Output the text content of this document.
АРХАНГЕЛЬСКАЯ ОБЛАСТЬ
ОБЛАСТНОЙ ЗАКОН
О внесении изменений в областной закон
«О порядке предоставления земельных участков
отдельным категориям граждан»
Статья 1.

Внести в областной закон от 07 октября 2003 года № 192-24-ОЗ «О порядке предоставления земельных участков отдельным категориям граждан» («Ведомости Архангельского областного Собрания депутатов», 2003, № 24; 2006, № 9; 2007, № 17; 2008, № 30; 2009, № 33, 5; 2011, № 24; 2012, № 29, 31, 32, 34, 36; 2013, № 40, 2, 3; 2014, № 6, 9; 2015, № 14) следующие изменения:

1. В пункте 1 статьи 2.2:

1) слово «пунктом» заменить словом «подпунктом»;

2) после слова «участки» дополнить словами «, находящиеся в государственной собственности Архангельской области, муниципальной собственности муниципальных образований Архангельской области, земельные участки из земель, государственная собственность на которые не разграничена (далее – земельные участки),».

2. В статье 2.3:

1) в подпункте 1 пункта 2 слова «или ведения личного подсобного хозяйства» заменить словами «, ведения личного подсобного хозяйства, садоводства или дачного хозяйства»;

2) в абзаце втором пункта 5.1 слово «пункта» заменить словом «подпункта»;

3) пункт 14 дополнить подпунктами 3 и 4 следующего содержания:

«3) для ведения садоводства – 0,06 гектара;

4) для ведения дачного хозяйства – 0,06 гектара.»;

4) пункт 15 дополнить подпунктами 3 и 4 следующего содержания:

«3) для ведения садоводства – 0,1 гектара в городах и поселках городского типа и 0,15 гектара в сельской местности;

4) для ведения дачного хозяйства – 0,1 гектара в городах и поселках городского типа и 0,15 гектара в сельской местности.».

Work instructions: Print again each line of the listing above, exactly as it appears.

Task answer:
Output the text content of this document.
АРХАНГЕЛЬСКАЯ ОБЛАСТЬ
ОБЛАСТНОЙ ЗАКОН
О внесении изменений в областной закон
«О порядке предоставления земельных участков
отдельным категориям граждан»
Статья 1.

Внести в областной закон от 07 октября 2003 года № 192-24-ОЗ «О порядке предоставления земельных участков отдельным категориям граждан» («Ведомости Архангельского областного Собрания депутатов», 2003, № 24; 2006, № 9; 2007, № 17; 2008, № 30; 2009, № 33, 5; 2011, № 24; 2012, № 29, 31, 32, 34, 36; 2013, № 40, 2, 3; 2014, № 6, 9; 2015, № 14) следующие изменения:

1. В пункте 1 статьи 2.2:

1) слово «пунктом» заменить словом «подпунктом»;

2) после слова «участки» дополнить словами «, находящиеся в государственной собственности Архангельской области, муниципальной собственности муниципальных образований Архангельской области, земельные участки из земель, государственная собственность на которые не разграничена (далее – земельные участки),».

2. В статье 2.3:

1) в подпункте 1 пункта 2 слова «или ведения личного подсобного хозяйства» заменить словами «, ведения личного подсобного хозяйства, садоводства или дачного хозяйства»;

2) в абзаце втором пункта 5.1 слово «пункта» заменить словом «подпункта»;

3) пункт 14 дополнить подпунктами 3 и 4 следующего содержания:

«3) для ведения садоводства – 0,06 гектара;

4) для ведения дачного хозяйства – 0,06 гектара.»;

4) пункт 15 дополнить подпунктами 3 и 4 следующего содержания:

«3) для ведения садоводства – 0,1 гектара в городах и поселках городского типа и 0,15 гектара в сельской местности;

4) для ведения дачного хозяйства – 0,1 гектара в городах и поселках городского типа и 0,15 гектара в сельской местности.».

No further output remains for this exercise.